_The problem_. Look for the line containing "Transcribe the text in this document." in the listing below. Retype that line and every subsequent line through the last one, and only those.

[START Task inputs]

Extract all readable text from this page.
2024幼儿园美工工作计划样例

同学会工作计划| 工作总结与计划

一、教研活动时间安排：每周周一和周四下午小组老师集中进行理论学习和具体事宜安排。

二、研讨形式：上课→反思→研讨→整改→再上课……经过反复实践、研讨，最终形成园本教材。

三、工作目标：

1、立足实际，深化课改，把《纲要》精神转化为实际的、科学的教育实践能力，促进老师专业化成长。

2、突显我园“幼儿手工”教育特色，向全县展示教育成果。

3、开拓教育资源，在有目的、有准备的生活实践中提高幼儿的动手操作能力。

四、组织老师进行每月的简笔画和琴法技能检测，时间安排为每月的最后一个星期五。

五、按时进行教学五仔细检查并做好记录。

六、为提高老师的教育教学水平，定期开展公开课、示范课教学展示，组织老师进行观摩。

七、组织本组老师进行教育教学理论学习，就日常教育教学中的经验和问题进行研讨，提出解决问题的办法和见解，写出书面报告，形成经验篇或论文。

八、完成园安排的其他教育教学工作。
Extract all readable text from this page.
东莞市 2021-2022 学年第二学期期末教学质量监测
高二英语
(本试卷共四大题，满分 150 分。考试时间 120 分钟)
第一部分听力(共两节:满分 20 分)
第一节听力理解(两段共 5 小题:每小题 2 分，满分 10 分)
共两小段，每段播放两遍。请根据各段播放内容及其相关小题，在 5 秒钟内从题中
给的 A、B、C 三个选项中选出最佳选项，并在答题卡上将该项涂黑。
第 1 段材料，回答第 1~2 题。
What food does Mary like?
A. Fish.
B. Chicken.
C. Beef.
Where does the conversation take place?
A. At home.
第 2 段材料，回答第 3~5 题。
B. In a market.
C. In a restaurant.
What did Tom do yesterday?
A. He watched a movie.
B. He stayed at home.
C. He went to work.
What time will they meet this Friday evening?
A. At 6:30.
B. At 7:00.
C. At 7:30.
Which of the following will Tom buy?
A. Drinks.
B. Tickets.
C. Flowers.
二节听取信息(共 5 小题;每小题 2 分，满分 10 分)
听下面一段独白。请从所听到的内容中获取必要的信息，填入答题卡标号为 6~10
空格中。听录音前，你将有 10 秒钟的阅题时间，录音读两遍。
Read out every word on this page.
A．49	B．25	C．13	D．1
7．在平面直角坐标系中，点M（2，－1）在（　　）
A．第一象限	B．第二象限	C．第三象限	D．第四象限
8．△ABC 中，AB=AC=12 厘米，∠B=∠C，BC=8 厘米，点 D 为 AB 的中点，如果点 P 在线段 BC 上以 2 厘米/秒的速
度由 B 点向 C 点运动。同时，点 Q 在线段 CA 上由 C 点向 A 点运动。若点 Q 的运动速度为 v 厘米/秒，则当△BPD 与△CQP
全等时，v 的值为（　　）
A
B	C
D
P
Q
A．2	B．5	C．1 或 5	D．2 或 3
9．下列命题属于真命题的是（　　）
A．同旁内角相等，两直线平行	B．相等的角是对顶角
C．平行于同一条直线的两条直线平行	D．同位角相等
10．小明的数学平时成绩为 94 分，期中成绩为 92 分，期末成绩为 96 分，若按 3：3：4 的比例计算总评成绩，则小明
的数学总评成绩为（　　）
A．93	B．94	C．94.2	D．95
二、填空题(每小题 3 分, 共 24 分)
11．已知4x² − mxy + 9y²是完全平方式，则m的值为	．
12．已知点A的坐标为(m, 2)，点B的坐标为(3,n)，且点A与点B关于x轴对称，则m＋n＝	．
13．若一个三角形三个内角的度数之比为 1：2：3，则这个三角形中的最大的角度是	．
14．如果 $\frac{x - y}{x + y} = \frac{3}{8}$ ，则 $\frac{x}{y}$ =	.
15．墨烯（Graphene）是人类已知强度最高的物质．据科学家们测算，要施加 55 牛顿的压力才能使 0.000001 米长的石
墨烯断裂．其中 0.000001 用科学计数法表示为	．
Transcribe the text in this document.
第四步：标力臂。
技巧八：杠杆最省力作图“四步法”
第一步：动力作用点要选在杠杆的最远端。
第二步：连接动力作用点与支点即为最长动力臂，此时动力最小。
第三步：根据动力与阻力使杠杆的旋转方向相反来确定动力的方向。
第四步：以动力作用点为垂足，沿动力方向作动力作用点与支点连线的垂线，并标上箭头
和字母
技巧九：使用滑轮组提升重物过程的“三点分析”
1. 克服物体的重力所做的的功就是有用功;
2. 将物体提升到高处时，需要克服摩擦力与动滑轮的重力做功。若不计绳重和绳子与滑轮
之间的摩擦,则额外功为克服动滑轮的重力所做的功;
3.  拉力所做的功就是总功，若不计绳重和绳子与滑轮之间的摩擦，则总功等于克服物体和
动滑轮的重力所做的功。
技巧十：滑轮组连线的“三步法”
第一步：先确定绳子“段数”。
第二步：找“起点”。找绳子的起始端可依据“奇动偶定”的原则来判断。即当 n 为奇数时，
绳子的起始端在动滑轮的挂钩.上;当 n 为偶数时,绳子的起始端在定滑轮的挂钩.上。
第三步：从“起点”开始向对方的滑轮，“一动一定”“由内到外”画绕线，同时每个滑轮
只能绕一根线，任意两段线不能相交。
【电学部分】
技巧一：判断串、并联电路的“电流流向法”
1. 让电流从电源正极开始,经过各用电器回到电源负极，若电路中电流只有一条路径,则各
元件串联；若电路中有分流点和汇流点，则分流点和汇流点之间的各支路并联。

[END Task inputs]

_Full solution_.
Transcribe the text in this document.
第四步：标力臂。
技巧八：杠杆最省力作图“四步法”
第一步：动力作用点要选在杠杆的最远端。
第二步：连接动力作用点与支点即为最长动力臂，此时动力最小。
第三步：根据动力与阻力使杠杆的旋转方向相反来确定动力的方向。
第四步：以动力作用点为垂足，沿动力方向作动力作用点与支点连线的垂线，并标上箭头
和字母
技巧九：使用滑轮组提升重物过程的“三点分析”
1. 克服物体的重力所做的的功就是有用功;
2. 将物体提升到高处时，需要克服摩擦力与动滑轮的重力做功。若不计绳重和绳子与滑轮
之间的摩擦,则额外功为克服动滑轮的重力所做的功;
3.  拉力所做的功就是总功，若不计绳重和绳子与滑轮之间的摩擦，则总功等于克服物体和
动滑轮的重力所做的功。
技巧十：滑轮组连线的“三步法”
第一步：先确定绳子“段数”。
第二步：找“起点”。找绳子的起始端可依据“奇动偶定”的原则来判断。即当 n 为奇数时，
绳子的起始端在动滑轮的挂钩.上;当 n 为偶数时,绳子的起始端在定滑轮的挂钩.上。
第三步：从“起点”开始向对方的滑轮，“一动一定”“由内到外”画绕线，同时每个滑轮
只能绕一根线，任意两段线不能相交。
【电学部分】
技巧一：判断串、并联电路的“电流流向法”
1. 让电流从电源正极开始,经过各用电器回到电源负极，若电路中电流只有一条路径,则各
元件串联；若电路中有分流点和汇流点，则分流点和汇流点之间的各支路并联。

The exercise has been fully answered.